* _Stated task_: Write the data out again exactly, dropping any images it holds.

(Dataset entries)
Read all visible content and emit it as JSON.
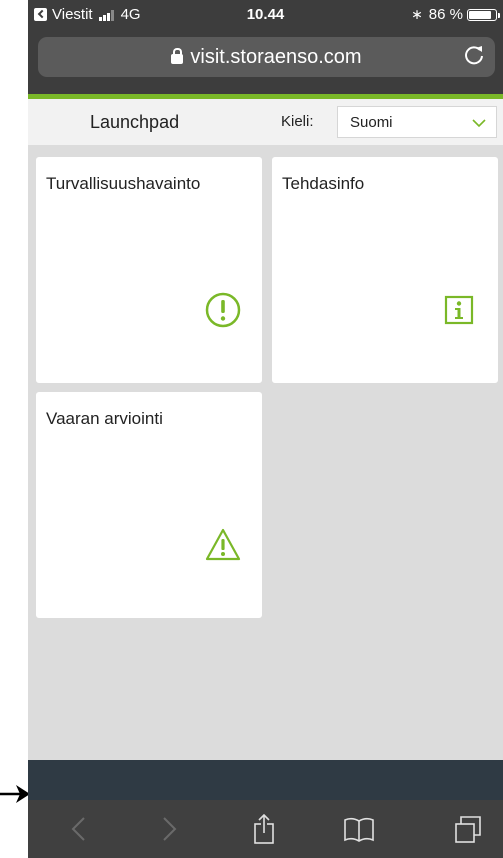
{
  "status_bar": {
    "back_app_label": "Viestit",
    "network": "4G",
    "time": "10.44",
    "battery_percent": "86 %",
    "battery_level": 0.86
  },
  "browser": {
    "url": "visit.storaenso.com"
  },
  "app": {
    "title": "Launchpad",
    "language_label": "Kieli:",
    "language_value": "Suomi"
  },
  "tiles": [
    {
      "title": "Turvallisuushavainto",
      "icon": "exclamation-circle-icon"
    },
    {
      "title": "Tehdasinfo",
      "icon": "info-box-icon"
    },
    {
      "title": "Vaaran arviointi",
      "icon": "warning-triangle-icon"
    }
  ],
  "colors": {
    "accent_green": "#7ab828",
    "status_bar": "#3d3d3d",
    "toolbar": "#404040",
    "content_bg": "#dcdcdc"
  }
}
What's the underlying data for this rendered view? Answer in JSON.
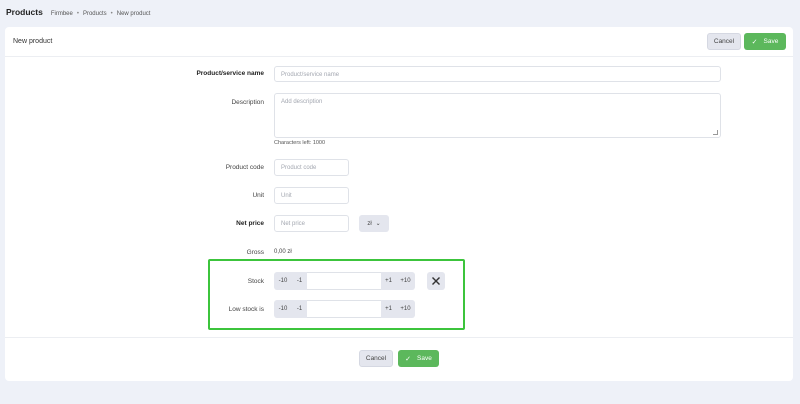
{
  "header": {
    "title": "Products",
    "breadcrumb": [
      "Firmbee",
      "Products",
      "New product"
    ]
  },
  "card": {
    "title": "New product",
    "cancel_label": "Cancel",
    "save_label": "Save"
  },
  "form": {
    "name": {
      "label": "Product/service name",
      "placeholder": "Product/service name"
    },
    "description": {
      "label": "Description",
      "placeholder": "Add description",
      "chars_left": "Characters left: 1000"
    },
    "code": {
      "label": "Product code",
      "placeholder": "Product code"
    },
    "unit": {
      "label": "Unit",
      "placeholder": "Unit"
    },
    "net_price": {
      "label": "Net price",
      "placeholder": "Net price",
      "currency": "zł"
    },
    "gross": {
      "label": "Gross",
      "value": "0,00 zł"
    },
    "stock": {
      "label": "Stock",
      "minus10": "-10",
      "minus1": "-1",
      "plus1": "+1",
      "plus10": "+10",
      "value": ""
    },
    "low_stock": {
      "label": "Low stock is",
      "minus10": "-10",
      "minus1": "-1",
      "plus1": "+1",
      "plus10": "+10",
      "value": ""
    }
  },
  "footer": {
    "cancel_label": "Cancel",
    "save_label": "Save"
  },
  "colors": {
    "accent": "#5cb85c",
    "highlight": "#3cc43c",
    "background": "#eef1f8"
  }
}
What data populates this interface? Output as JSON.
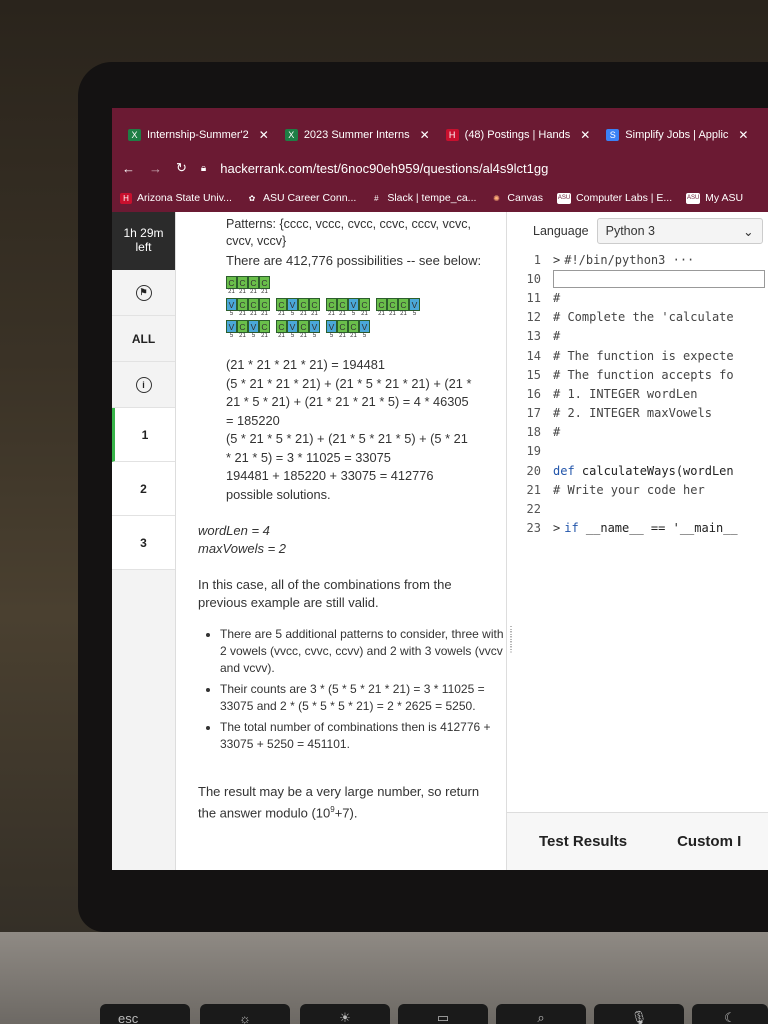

* _Reply_:
Read all visible content and emit it as JSON.
{
  "status_bar": {
    "back_app_label": "Viestit",
    "network": "4G",
    "time": "10.44",
    "battery_percent": "86 %",
    "battery_level": 0.86
  },
  "browser": {
    "url": "visit.storaenso.com"
  },
  "app": {
    "title": "Launchpad",
    "language_label": "Kieli:",
    "language_value": "Suomi"
  },
  "tiles": [
    {
      "title": "Turvallisuushavainto",
      "icon": "exclamation-circle-icon"
    },
    {
      "title": "Tehdasinfo",
      "icon": "info-box-icon"
    },
    {
      "title": "Vaaran arviointi",
      "icon": "warning-triangle-icon"
    }
  ],
  "colors": {
    "accent_green": "#7ab828",
    "status_bar": "#3d3d3d",
    "toolbar": "#404040",
    "content_bg": "#dcdcdc"
  }
}
What's the underlying data for this rendered view? Answer in JSON.
{
  "header": {
    "title": "Products",
    "breadcrumb": [
      "Firmbee",
      "Products",
      "New product"
    ]
  },
  "card": {
    "title": "New product",
    "cancel_label": "Cancel",
    "save_label": "Save"
  },
  "form": {
    "name": {
      "label": "Product/service name",
      "placeholder": "Product/service name"
    },
    "description": {
      "label": "Description",
      "placeholder": "Add description",
      "chars_left": "Characters left: 1000"
    },
    "code": {
      "label": "Product code",
      "placeholder": "Product code"
    },
    "unit": {
      "label": "Unit",
      "placeholder": "Unit"
    },
    "net_price": {
      "label": "Net price",
      "placeholder": "Net price",
      "currency": "zł"
    },
    "gross": {
      "label": "Gross",
      "value": "0,00 zł"
    },
    "stock": {
      "label": "Stock",
      "minus10": "-10",
      "minus1": "-1",
      "plus1": "+1",
      "plus10": "+10",
      "value": ""
    },
    "low_stock": {
      "label": "Low stock is",
      "minus10": "-10",
      "minus1": "-1",
      "plus1": "+1",
      "plus10": "+10",
      "value": ""
    }
  },
  "footer": {
    "cancel_label": "Cancel",
    "save_label": "Save"
  },
  "colors": {
    "accent": "#5cb85c",
    "highlight": "#3cc43c",
    "background": "#eef1f8"
  }
}
What data populates this interface? Output as JSON.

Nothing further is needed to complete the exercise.